Data entries for graphics:

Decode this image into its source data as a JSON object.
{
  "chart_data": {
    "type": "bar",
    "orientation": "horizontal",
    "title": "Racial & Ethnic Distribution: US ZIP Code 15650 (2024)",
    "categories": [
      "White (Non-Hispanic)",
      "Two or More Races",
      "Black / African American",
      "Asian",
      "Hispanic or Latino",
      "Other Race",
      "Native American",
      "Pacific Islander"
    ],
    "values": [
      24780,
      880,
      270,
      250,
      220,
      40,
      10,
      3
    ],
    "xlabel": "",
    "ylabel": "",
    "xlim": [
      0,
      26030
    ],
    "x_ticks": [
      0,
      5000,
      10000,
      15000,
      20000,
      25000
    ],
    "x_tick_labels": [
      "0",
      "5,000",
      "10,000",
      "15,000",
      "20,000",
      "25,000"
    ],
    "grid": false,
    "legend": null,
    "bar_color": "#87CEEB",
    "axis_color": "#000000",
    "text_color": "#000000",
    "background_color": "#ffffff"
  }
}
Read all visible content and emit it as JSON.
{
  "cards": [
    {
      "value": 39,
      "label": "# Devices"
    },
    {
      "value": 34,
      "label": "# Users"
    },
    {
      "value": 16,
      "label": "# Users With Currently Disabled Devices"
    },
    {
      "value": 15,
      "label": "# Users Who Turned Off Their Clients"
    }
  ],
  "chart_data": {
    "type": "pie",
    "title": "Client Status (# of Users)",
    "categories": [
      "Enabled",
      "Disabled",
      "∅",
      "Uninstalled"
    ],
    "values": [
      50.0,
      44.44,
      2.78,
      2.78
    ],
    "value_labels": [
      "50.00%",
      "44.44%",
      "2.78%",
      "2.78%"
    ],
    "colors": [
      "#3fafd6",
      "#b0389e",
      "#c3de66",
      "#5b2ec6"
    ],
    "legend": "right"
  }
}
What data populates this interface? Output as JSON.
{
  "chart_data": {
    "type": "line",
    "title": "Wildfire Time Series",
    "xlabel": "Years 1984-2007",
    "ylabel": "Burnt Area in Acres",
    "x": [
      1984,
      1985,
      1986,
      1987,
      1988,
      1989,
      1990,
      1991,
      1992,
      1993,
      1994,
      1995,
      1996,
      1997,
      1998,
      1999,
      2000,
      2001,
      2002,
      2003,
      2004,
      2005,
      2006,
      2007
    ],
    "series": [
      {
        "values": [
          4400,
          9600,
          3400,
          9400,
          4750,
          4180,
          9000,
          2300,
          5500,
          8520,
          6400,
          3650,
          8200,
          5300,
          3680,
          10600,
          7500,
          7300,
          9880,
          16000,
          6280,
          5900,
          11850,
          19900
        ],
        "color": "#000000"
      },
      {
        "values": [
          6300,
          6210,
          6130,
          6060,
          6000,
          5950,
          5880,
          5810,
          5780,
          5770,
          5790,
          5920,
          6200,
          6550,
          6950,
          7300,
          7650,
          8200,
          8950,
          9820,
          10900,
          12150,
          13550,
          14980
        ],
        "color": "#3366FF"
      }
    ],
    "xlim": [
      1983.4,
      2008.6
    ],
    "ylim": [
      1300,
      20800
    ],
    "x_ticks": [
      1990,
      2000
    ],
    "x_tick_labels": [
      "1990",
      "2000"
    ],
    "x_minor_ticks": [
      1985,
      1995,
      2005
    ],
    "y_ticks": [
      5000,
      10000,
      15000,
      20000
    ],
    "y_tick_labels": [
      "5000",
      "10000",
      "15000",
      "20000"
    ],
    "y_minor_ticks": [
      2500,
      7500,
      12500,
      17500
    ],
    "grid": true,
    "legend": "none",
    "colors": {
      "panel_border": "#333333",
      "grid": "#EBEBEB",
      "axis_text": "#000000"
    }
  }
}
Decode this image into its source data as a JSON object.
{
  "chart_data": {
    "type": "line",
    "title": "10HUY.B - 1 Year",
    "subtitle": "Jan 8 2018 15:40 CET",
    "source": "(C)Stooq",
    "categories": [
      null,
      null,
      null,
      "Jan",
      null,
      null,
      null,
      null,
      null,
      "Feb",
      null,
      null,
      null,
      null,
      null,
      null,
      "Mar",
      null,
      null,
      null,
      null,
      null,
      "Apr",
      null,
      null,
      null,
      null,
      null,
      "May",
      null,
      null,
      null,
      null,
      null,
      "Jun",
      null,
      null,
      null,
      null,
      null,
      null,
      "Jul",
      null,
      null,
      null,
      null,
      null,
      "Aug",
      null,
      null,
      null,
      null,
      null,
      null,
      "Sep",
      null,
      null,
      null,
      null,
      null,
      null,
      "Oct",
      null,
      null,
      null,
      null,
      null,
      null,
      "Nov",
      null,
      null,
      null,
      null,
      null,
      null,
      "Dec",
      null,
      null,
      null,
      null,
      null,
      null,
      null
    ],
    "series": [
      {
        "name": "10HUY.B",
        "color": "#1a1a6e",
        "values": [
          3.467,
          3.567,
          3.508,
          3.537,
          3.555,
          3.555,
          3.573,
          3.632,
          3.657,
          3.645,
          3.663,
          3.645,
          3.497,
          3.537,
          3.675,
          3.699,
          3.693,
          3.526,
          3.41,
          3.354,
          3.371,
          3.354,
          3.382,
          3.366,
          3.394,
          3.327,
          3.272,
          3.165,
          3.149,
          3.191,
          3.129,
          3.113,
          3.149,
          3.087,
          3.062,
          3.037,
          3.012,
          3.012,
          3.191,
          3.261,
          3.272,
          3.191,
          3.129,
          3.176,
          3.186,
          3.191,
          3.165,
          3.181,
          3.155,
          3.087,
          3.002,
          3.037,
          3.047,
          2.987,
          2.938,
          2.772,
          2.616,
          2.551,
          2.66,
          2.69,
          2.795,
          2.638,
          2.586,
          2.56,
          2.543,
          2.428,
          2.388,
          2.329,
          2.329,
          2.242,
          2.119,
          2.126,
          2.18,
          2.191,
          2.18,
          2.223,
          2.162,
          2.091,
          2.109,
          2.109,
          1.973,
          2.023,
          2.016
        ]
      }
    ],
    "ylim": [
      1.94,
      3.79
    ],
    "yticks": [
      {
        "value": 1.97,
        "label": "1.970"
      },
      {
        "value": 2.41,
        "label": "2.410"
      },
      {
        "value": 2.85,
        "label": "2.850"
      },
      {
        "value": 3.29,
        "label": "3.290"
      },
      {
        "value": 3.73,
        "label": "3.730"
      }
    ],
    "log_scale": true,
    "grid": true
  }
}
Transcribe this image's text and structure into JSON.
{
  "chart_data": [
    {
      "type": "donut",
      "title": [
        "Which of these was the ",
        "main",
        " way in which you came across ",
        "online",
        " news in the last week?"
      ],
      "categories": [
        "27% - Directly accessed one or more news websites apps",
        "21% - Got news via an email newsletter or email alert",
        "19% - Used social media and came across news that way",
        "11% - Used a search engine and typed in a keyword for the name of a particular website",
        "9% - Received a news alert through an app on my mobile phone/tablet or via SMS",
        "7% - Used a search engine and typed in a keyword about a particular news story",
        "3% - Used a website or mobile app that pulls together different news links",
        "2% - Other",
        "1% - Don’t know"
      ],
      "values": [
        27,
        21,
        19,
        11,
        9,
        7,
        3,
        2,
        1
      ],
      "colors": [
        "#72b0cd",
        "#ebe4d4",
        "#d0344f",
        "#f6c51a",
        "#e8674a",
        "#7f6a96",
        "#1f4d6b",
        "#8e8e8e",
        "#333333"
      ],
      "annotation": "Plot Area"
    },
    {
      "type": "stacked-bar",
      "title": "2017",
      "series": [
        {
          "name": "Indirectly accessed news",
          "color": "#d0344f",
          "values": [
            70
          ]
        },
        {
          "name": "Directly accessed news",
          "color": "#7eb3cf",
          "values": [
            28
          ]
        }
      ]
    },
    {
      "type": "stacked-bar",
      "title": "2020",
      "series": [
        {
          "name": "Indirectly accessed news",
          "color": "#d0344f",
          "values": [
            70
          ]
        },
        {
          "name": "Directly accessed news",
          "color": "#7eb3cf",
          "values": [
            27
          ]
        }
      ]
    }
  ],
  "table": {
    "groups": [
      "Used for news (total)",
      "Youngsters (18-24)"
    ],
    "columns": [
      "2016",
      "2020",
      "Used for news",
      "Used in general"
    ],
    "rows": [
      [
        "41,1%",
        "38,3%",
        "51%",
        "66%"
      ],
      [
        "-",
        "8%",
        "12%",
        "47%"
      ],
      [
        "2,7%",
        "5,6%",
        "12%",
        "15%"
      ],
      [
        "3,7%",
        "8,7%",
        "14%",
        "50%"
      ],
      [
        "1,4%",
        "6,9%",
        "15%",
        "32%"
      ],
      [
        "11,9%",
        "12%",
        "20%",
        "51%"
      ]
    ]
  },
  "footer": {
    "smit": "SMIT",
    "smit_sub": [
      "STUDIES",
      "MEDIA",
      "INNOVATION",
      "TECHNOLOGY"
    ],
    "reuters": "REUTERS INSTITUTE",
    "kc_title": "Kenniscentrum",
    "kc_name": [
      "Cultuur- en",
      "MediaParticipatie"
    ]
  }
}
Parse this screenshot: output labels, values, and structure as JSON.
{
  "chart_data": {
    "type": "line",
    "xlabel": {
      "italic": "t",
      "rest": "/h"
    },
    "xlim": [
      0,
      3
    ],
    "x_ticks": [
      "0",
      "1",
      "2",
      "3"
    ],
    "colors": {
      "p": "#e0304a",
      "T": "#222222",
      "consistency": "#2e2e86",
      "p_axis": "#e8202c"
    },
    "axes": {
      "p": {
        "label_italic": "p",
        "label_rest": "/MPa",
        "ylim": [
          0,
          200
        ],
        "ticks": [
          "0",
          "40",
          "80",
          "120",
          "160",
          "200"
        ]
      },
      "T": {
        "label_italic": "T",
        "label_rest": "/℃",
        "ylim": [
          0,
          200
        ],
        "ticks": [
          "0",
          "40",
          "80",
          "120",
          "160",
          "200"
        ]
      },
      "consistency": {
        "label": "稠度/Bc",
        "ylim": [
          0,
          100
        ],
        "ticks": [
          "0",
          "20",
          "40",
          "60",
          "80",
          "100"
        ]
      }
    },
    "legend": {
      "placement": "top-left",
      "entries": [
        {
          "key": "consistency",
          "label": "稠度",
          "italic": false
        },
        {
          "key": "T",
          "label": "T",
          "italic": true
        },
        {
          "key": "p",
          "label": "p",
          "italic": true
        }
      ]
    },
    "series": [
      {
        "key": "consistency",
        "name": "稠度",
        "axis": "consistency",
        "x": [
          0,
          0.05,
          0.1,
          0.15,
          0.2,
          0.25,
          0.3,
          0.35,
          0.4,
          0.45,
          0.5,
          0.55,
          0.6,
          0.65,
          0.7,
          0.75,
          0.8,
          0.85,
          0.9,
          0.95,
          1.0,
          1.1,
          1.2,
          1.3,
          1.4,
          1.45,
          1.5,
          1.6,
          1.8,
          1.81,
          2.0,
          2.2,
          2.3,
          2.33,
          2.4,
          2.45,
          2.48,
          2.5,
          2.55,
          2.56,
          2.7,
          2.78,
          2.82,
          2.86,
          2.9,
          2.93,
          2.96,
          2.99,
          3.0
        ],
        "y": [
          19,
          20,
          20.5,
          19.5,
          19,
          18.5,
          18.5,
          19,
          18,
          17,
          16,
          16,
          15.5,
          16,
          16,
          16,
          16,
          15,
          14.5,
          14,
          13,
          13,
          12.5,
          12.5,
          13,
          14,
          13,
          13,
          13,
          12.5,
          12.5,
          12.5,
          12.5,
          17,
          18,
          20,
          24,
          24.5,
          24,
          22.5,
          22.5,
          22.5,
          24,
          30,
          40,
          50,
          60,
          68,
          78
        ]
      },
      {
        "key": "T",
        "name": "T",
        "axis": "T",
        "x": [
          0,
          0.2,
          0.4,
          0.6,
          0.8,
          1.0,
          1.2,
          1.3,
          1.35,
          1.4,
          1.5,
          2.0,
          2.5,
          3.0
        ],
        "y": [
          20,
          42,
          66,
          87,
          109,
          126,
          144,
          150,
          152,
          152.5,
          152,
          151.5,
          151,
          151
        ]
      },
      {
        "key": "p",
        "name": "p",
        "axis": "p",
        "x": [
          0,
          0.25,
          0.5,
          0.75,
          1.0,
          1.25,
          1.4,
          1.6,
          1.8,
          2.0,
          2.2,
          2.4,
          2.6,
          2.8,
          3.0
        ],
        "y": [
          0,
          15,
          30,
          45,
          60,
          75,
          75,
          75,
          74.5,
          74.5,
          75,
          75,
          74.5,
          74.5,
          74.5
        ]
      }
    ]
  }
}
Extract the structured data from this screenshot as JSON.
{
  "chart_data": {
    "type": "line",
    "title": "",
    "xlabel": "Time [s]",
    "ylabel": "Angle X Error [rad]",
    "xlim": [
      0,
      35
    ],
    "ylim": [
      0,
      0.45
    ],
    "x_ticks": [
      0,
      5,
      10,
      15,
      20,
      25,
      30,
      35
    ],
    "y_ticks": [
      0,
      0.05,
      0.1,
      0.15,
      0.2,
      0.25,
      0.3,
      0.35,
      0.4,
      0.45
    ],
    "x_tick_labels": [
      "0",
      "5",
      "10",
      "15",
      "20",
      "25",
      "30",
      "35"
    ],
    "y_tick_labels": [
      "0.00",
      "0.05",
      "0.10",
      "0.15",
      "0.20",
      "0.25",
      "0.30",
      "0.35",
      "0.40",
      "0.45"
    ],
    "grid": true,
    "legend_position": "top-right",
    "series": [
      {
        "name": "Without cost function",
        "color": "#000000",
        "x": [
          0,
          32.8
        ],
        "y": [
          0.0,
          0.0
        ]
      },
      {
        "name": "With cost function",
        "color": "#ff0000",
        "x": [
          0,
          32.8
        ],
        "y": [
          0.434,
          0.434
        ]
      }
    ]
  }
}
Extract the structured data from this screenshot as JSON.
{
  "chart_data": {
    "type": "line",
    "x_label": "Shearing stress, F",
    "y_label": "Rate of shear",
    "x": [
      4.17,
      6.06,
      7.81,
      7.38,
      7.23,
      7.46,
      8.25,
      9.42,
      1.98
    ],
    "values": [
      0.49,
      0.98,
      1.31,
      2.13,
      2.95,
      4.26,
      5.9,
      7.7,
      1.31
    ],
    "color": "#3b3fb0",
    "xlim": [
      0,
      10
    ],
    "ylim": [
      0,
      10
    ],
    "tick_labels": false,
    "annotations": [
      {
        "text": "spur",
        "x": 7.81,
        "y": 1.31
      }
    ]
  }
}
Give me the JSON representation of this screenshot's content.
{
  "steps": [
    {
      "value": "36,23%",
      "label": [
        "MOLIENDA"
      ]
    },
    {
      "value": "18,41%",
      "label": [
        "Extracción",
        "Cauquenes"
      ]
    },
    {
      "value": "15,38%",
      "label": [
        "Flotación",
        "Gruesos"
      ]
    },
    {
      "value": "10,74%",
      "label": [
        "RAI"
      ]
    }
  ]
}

- _GOAL_:
What is the number of lines in this listing that contain the word "came"? Answer with that number and nothing else.

- _SOLUTION FOR THIS EXERCISE_:
2